» **Dataset records**:
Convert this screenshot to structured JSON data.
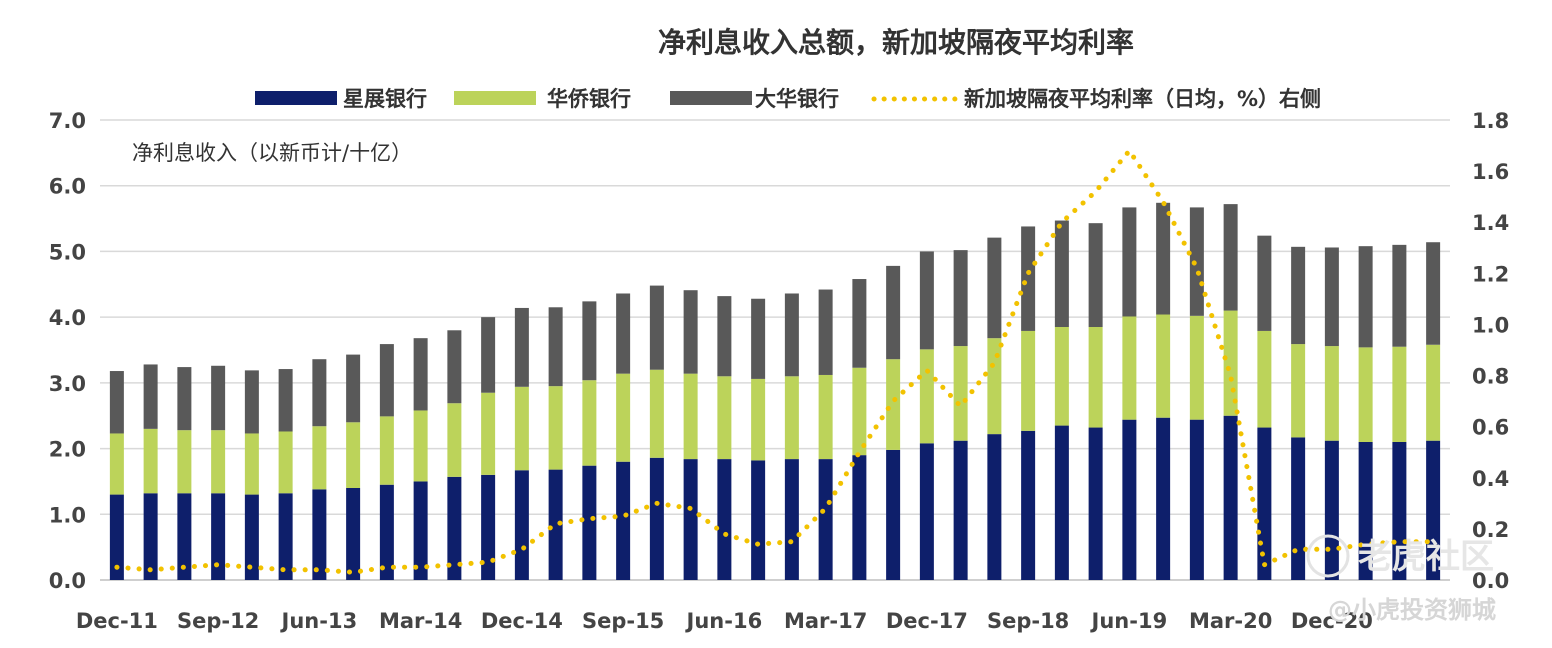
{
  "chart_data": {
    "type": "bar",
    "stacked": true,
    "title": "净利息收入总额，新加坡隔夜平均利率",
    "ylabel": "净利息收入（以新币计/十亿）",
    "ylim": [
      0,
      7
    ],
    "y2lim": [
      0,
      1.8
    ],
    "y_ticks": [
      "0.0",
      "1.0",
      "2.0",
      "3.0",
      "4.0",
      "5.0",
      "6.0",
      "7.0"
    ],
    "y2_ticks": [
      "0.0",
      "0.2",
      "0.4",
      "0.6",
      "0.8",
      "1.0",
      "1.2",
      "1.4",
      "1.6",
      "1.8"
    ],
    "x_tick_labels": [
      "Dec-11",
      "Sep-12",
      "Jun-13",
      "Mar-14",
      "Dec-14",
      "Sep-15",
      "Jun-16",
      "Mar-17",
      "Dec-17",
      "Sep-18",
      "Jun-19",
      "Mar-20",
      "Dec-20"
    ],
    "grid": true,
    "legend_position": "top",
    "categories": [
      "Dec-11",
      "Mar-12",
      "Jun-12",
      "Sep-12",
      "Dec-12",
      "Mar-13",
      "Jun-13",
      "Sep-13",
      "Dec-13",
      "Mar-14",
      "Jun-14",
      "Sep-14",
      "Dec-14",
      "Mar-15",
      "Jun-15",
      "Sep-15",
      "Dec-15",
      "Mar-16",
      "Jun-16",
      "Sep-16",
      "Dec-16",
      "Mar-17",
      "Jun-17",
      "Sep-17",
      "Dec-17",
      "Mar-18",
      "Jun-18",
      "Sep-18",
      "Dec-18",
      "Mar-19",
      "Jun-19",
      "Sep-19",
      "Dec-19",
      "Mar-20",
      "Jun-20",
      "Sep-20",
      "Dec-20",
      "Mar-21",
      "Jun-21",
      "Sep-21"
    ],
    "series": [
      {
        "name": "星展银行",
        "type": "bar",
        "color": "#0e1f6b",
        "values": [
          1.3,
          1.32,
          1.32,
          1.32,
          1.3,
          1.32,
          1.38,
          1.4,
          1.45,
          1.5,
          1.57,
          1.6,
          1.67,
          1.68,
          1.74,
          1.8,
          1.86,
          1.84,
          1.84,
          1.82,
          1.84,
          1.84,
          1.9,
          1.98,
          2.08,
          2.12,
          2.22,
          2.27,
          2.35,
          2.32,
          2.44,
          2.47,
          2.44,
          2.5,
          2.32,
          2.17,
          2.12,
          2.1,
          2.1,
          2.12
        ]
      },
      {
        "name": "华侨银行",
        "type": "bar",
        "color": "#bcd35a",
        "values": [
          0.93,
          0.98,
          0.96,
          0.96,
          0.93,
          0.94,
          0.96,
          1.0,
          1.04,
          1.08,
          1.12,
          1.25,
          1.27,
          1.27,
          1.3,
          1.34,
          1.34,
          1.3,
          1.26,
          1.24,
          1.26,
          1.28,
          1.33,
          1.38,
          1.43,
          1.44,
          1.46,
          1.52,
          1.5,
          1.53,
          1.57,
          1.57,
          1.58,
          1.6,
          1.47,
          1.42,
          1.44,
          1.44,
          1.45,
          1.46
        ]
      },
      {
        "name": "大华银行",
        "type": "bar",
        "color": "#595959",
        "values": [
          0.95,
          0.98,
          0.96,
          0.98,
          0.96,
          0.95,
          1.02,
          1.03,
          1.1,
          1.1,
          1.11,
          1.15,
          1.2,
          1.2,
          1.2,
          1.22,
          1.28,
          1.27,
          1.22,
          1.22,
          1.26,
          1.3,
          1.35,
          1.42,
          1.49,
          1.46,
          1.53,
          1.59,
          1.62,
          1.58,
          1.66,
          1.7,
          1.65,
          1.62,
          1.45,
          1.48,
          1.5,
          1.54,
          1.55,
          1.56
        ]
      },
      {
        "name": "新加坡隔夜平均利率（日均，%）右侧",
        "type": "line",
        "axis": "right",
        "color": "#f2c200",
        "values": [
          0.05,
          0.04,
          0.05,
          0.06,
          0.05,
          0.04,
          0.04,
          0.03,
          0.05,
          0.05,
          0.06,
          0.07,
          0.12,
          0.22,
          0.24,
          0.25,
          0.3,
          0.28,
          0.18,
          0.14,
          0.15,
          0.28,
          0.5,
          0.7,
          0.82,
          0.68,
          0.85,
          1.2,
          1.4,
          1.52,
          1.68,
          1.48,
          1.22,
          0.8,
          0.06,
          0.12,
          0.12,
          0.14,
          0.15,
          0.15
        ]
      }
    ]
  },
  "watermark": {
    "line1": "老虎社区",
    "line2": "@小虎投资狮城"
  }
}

» **Work to do**:
Pick every line with "name" in it and copy it.

» **Response to this task**:
        "name": "星展银行",
        "name": "华侨银行",
        "name": "大华银行",
        "name": "新加坡隔夜平均利率（日均，%）右侧",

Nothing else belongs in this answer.